| WORK TO BE COMPLETED |
Extract all lines in the data that contain the word "minimum".

## START RECORDS FOR THE EXERCISE

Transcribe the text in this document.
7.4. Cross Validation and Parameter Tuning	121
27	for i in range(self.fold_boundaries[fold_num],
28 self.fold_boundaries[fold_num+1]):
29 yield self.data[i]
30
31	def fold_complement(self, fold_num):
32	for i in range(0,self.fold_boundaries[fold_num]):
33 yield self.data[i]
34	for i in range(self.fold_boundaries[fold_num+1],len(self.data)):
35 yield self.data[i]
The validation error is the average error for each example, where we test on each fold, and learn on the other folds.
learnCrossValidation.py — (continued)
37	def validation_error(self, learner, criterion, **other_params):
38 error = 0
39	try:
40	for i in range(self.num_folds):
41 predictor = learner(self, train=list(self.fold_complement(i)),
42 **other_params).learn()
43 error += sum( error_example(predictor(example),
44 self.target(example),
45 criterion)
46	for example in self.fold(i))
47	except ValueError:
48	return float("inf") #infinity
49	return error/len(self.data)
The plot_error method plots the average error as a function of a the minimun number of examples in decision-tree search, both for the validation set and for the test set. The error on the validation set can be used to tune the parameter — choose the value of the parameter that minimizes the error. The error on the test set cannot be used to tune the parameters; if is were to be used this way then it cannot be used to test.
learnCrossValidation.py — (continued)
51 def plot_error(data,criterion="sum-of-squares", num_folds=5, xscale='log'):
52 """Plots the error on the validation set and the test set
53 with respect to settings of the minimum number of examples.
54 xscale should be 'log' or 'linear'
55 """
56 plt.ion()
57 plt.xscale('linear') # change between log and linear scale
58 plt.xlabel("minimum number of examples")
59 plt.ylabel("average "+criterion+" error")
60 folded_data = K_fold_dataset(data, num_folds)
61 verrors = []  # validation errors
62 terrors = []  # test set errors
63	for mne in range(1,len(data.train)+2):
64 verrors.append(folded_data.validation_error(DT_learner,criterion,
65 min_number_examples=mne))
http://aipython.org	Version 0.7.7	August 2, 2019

## END RECORDS FOR THE EXERCISE

| RESPONSE BELOW |
53 with respect to settings of the minimum number of examples.
58 plt.xlabel("minimum number of examples")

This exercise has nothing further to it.